%%

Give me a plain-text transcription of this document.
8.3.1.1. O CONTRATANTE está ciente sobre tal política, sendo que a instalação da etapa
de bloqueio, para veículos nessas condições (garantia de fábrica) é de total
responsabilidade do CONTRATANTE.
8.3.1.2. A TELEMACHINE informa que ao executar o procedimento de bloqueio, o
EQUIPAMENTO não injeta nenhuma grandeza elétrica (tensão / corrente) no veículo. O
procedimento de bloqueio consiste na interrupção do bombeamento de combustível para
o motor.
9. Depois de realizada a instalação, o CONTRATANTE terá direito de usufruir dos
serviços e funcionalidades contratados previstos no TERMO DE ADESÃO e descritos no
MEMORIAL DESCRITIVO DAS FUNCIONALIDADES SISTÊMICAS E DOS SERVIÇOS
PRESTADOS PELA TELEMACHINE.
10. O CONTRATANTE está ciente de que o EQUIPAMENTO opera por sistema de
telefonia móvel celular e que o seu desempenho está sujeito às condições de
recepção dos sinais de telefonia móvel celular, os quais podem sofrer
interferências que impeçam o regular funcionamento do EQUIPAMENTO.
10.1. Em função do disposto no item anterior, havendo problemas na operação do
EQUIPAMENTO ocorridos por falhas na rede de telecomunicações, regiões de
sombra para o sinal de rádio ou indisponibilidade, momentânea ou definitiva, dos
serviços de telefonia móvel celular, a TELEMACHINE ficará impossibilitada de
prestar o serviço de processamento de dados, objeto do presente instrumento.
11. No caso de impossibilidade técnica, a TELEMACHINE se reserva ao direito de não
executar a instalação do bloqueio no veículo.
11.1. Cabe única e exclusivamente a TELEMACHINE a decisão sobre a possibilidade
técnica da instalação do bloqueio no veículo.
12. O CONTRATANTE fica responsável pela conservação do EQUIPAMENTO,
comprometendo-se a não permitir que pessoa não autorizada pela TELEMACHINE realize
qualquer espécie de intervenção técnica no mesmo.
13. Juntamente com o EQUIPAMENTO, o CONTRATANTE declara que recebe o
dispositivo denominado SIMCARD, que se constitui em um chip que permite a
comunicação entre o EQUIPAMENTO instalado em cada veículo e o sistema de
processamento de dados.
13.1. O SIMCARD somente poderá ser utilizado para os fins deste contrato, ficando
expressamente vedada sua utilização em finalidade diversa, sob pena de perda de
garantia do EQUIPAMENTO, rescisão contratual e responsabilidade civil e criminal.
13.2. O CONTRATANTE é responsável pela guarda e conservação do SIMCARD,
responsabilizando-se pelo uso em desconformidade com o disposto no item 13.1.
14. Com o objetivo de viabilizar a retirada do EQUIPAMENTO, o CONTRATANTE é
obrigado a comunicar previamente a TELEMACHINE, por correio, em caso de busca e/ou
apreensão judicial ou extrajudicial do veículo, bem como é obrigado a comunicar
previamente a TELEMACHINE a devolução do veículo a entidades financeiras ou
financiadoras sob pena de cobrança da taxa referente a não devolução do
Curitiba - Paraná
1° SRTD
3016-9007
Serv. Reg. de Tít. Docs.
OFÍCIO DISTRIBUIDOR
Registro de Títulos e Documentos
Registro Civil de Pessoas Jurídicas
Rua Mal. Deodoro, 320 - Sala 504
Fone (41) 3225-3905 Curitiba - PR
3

%%

- What you need to do
Can you reproduce all the material exactly?

- Correct answer
Give me a plain-text transcription of this document.
8.3.1.1. O CONTRATANTE está ciente sobre tal política, sendo que a instalação da etapa
de bloqueio, para veículos nessas condições (garantia de fábrica) é de total
responsabilidade do CONTRATANTE.
8.3.1.2. A TELEMACHINE informa que ao executar o procedimento de bloqueio, o
EQUIPAMENTO não injeta nenhuma grandeza elétrica (tensão / corrente) no veículo. O
procedimento de bloqueio consiste na interrupção do bombeamento de combustível para
o motor.
9. Depois de realizada a instalação, o CONTRATANTE terá direito de usufruir dos
serviços e funcionalidades contratados previstos no TERMO DE ADESÃO e descritos no
MEMORIAL DESCRITIVO DAS FUNCIONALIDADES SISTÊMICAS E DOS SERVIÇOS
PRESTADOS PELA TELEMACHINE.
10. O CONTRATANTE está ciente de que o EQUIPAMENTO opera por sistema de
telefonia móvel celular e que o seu desempenho está sujeito às condições de
recepção dos sinais de telefonia móvel celular, os quais podem sofrer
interferências que impeçam o regular funcionamento do EQUIPAMENTO.
10.1. Em função do disposto no item anterior, havendo problemas na operação do
EQUIPAMENTO ocorridos por falhas na rede de telecomunicações, regiões de
sombra para o sinal de rádio ou indisponibilidade, momentânea ou definitiva, dos
serviços de telefonia móvel celular, a TELEMACHINE ficará impossibilitada de
prestar o serviço de processamento de dados, objeto do presente instrumento.
11. No caso de impossibilidade técnica, a TELEMACHINE se reserva ao direito de não
executar a instalação do bloqueio no veículo.
11.1. Cabe única e exclusivamente a TELEMACHINE a decisão sobre a possibilidade
técnica da instalação do bloqueio no veículo.
12. O CONTRATANTE fica responsável pela conservação do EQUIPAMENTO,
comprometendo-se a não permitir que pessoa não autorizada pela TELEMACHINE realize
qualquer espécie de intervenção técnica no mesmo.
13. Juntamente com o EQUIPAMENTO, o CONTRATANTE declara que recebe o
dispositivo denominado SIMCARD, que se constitui em um chip que permite a
comunicação entre o EQUIPAMENTO instalado em cada veículo e o sistema de
processamento de dados.
13.1. O SIMCARD somente poderá ser utilizado para os fins deste contrato, ficando
expressamente vedada sua utilização em finalidade diversa, sob pena de perda de
garantia do EQUIPAMENTO, rescisão contratual e responsabilidade civil e criminal.
13.2. O CONTRATANTE é responsável pela guarda e conservação do SIMCARD,
responsabilizando-se pelo uso em desconformidade com o disposto no item 13.1.
14. Com o objetivo de viabilizar a retirada do EQUIPAMENTO, o CONTRATANTE é
obrigado a comunicar previamente a TELEMACHINE, por correio, em caso de busca e/ou
apreensão judicial ou extrajudicial do veículo, bem como é obrigado a comunicar
previamente a TELEMACHINE a devolução do veículo a entidades financeiras ou
financiadoras sob pena de cobrança da taxa referente a não devolução do
Curitiba - Paraná
1° SRTD
3016-9007
Serv. Reg. de Tít. Docs.
OFÍCIO DISTRIBUIDOR
Registro de Títulos e Documentos
Registro Civil de Pessoas Jurídicas
Rua Mal. Deodoro, 320 - Sala 504
Fone (41) 3225-3905 Curitiba - PR
3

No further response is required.